Data listing:
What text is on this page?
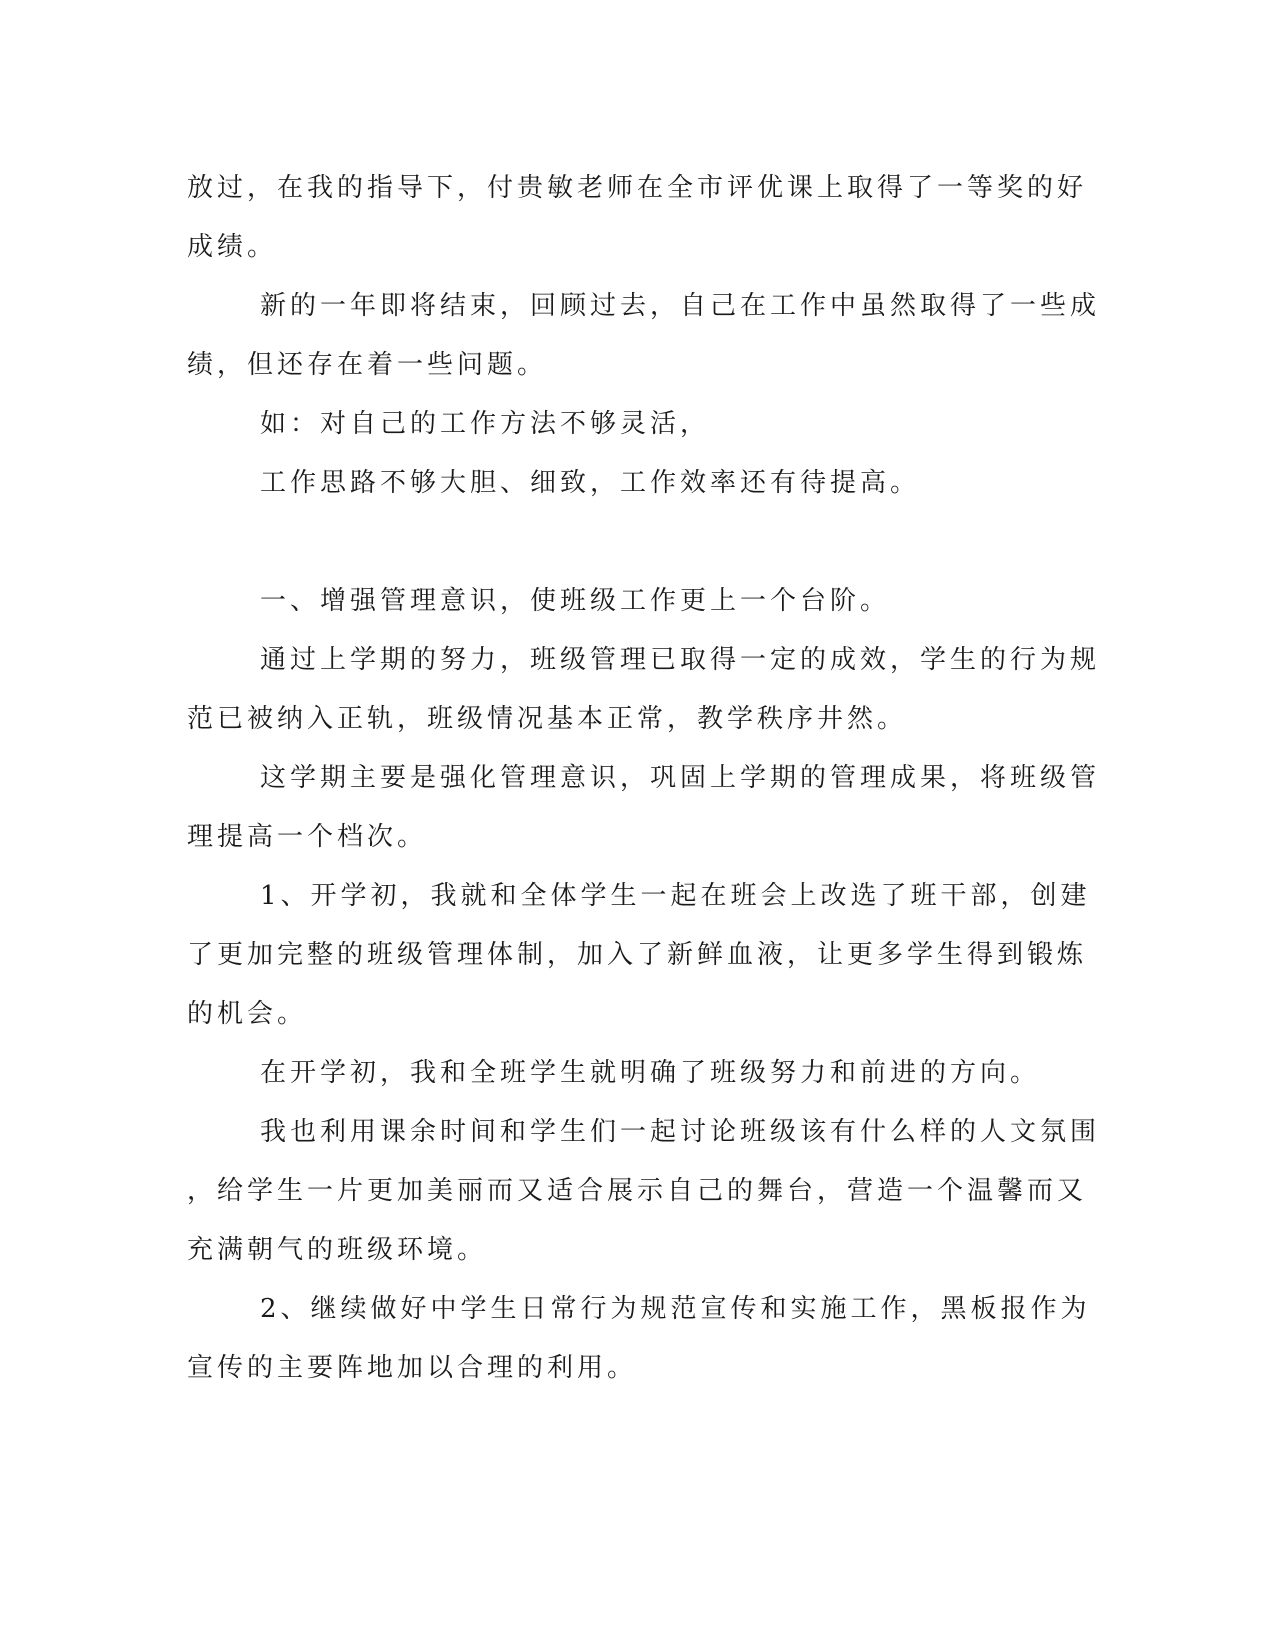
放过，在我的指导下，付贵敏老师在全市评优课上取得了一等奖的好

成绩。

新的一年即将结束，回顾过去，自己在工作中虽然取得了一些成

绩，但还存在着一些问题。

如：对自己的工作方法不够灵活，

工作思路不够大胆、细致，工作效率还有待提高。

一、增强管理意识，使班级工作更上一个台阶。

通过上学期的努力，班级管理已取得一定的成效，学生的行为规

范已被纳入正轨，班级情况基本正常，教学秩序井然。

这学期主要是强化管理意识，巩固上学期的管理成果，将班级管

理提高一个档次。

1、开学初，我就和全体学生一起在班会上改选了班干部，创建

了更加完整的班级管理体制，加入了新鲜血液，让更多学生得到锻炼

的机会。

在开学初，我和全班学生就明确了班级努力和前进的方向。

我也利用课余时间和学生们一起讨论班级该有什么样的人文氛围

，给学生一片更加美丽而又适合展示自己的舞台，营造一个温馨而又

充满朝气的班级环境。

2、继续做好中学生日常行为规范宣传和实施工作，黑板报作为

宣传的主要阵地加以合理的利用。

---

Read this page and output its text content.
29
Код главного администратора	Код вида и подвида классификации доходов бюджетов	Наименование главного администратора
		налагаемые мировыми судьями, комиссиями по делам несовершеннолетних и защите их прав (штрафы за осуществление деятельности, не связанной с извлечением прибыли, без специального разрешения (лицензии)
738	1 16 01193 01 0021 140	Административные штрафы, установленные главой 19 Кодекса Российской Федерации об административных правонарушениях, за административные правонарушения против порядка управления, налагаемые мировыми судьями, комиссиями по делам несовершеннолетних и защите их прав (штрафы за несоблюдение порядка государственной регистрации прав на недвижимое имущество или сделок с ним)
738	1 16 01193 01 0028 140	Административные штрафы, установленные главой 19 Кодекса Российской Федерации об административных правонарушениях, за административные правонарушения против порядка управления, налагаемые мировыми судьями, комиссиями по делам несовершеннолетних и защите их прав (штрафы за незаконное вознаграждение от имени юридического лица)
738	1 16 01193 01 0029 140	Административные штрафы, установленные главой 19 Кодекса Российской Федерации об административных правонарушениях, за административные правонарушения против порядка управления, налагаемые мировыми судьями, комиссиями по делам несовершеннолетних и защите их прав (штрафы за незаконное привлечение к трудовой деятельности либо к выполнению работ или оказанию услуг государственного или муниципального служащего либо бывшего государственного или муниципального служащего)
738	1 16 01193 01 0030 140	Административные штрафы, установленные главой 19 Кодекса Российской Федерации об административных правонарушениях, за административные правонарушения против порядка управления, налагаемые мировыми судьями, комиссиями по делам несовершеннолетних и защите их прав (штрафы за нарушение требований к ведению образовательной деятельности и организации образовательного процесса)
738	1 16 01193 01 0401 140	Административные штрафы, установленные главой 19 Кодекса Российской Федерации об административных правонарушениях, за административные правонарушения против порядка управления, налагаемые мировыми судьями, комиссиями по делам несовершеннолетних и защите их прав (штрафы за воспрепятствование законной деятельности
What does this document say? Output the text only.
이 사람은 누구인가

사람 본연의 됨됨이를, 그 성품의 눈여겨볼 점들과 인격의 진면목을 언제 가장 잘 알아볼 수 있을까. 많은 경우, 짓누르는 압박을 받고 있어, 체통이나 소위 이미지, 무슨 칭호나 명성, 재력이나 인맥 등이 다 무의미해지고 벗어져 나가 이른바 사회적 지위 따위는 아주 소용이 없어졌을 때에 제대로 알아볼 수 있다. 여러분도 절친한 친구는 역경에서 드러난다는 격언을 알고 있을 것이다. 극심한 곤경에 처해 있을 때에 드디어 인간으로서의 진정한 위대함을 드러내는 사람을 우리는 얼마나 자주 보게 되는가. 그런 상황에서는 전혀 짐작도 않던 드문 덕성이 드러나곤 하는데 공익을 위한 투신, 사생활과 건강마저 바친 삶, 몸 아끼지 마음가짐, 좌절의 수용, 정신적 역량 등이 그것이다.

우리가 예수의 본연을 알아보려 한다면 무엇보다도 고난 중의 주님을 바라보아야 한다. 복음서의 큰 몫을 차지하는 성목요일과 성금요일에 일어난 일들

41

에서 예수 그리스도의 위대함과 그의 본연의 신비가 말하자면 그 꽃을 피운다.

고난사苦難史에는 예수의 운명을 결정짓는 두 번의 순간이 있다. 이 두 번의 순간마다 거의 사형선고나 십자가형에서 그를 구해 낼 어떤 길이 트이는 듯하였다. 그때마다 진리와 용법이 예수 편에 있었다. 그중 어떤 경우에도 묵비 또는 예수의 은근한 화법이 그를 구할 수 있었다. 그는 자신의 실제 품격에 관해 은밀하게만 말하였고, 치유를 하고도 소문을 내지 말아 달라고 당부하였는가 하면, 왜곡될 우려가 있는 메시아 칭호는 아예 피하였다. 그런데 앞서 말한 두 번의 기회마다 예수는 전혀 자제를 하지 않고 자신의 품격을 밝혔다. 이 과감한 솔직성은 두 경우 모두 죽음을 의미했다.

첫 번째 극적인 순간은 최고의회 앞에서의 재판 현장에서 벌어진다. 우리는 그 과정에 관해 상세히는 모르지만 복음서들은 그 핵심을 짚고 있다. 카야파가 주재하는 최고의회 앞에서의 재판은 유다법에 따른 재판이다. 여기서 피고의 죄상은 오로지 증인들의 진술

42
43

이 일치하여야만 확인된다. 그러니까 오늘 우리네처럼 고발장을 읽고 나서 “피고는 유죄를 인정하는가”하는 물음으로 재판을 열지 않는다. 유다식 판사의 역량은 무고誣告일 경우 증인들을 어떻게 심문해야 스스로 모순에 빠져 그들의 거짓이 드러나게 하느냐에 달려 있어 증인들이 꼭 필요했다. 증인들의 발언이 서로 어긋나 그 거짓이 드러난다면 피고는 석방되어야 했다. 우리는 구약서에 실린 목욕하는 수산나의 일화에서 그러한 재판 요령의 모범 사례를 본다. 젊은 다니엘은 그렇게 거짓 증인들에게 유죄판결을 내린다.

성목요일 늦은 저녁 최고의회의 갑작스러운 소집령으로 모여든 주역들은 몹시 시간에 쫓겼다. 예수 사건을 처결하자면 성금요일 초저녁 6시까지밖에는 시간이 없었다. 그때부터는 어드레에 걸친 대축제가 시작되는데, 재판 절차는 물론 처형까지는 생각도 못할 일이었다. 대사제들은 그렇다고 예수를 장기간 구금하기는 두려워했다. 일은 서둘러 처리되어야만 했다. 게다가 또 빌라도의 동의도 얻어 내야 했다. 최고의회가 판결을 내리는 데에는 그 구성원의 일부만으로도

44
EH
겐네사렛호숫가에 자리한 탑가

Exercise directions —
Locate and copy each line in the data above that includes the word "деятельности".

Completed task —
		налагаемые мировыми судьями, комиссиями по делам несовершеннолетних и защите их прав (штрафы за осуществление деятельности, не связанной с извлечением прибыли, без специального разрешения (лицензии)
738	1 16 01193 01 0029 140	Административные штрафы, установленные главой 19 Кодекса Российской Федерации об административных правонарушениях, за административные правонарушения против порядка управления, налагаемые мировыми судьями, комиссиями по делам несовершеннолетних и защите их прав (штрафы за незаконное привлечение к трудовой деятельности либо к выполнению работ или оказанию услуг государственного или муниципального служащего либо бывшего государственного или муниципального служащего)
738	1 16 01193 01 0030 140	Административные штрафы, установленные главой 19 Кодекса Российской Федерации об административных правонарушениях, за административные правонарушения против порядка управления, налагаемые мировыми судьями, комиссиями по делам несовершеннолетних и защите их прав (штрафы за нарушение требований к ведению образовательной деятельности и организации образовательного процесса)
738	1 16 01193 01 0401 140	Административные штрафы, установленные главой 19 Кодекса Российской Федерации об административных правонарушениях, за административные правонарушения против порядка управления, налагаемые мировыми судьями, комиссиями по делам несовершеннолетних и защите их прав (штрафы за воспрепятствование законной деятельности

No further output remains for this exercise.